== Recorded data
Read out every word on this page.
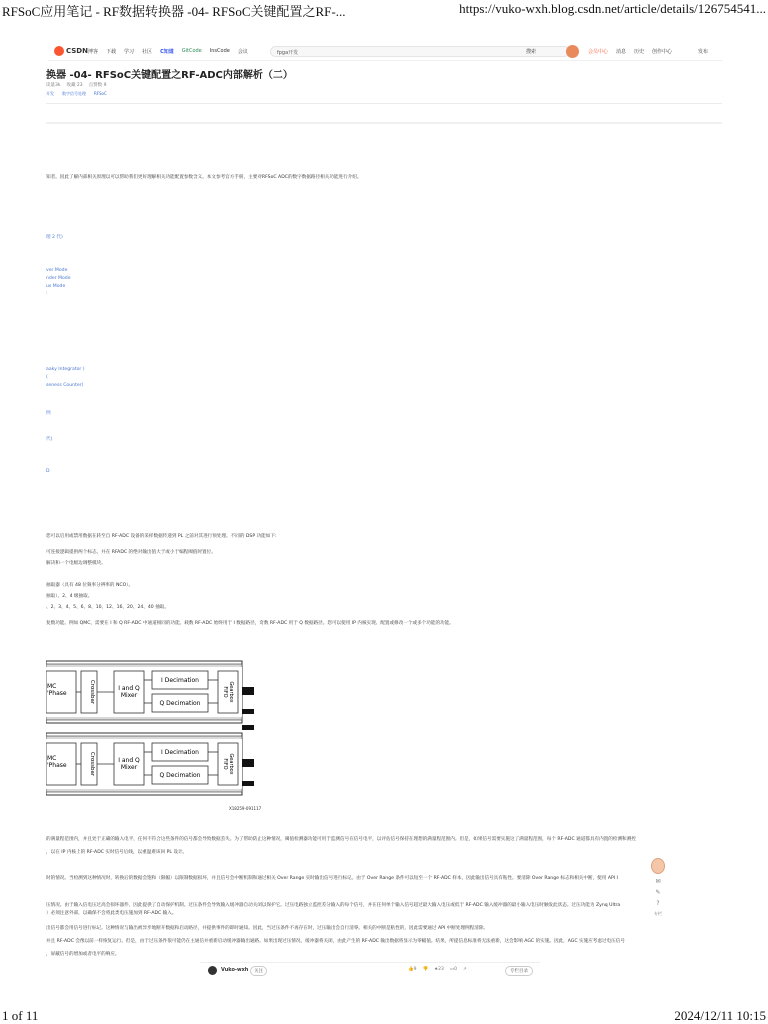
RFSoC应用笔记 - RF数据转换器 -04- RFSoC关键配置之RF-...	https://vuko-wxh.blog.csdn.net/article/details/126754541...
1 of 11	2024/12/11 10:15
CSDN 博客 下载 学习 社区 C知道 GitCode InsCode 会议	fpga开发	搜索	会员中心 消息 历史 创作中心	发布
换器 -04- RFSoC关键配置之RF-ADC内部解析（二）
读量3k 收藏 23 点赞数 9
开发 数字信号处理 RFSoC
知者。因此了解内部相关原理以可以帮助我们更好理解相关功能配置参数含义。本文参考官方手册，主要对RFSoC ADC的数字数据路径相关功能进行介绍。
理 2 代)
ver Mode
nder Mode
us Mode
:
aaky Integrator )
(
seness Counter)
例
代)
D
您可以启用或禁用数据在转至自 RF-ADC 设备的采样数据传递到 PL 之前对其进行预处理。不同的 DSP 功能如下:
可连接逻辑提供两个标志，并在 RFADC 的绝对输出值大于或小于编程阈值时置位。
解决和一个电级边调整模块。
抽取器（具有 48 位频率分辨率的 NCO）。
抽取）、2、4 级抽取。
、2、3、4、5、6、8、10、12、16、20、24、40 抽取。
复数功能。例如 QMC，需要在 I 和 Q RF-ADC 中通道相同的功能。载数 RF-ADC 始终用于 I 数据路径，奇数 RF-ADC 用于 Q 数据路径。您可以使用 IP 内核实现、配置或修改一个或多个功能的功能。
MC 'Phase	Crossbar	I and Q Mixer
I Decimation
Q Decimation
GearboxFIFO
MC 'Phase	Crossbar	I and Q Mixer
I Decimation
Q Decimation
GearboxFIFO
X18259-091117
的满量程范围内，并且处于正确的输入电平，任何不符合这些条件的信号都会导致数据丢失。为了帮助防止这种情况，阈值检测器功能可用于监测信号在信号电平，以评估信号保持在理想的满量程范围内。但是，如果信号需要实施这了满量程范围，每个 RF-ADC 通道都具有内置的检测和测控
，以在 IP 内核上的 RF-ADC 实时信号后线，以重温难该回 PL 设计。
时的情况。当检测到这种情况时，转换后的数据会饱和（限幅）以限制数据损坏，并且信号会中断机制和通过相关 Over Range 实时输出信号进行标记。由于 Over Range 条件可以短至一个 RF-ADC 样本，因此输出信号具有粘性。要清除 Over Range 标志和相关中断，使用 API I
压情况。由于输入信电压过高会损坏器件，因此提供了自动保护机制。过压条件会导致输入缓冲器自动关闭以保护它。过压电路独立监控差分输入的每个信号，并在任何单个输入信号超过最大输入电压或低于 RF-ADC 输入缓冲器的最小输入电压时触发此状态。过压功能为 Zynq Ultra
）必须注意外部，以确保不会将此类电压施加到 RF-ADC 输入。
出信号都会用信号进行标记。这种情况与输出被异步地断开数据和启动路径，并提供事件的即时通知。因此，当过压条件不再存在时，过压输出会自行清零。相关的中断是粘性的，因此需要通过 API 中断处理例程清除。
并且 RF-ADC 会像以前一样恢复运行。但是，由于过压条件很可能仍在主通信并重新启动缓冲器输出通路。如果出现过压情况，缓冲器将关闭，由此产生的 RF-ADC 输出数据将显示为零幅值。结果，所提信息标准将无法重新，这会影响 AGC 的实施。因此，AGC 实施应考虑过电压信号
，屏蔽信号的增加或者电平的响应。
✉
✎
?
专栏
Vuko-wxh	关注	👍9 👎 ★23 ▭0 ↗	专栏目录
====
== Recorded data
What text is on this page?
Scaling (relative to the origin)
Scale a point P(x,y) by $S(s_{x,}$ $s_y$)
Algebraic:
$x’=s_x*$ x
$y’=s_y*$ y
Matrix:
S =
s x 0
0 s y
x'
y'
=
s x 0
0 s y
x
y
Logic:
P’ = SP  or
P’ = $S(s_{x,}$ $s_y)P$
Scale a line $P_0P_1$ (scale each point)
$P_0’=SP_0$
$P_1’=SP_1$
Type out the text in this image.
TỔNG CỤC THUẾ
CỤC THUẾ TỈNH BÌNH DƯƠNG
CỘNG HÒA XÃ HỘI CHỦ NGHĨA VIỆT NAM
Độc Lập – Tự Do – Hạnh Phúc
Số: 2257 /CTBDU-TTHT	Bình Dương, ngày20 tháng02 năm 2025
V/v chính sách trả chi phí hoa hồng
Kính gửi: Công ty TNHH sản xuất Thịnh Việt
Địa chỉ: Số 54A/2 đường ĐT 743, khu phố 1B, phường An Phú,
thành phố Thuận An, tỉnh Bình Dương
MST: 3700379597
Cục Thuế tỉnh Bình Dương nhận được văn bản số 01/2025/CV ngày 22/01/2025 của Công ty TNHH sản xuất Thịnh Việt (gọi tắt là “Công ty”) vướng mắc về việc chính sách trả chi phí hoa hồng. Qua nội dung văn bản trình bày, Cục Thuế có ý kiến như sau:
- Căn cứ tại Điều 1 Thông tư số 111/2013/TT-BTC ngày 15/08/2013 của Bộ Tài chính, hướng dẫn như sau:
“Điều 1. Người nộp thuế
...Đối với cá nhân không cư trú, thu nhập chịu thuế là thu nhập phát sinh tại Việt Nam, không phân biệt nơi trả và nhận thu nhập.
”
====
• Objective
Report how many lines of the preceding records include "RFSoC关键配置之RF". Output the number only.

• Result of this exercise
2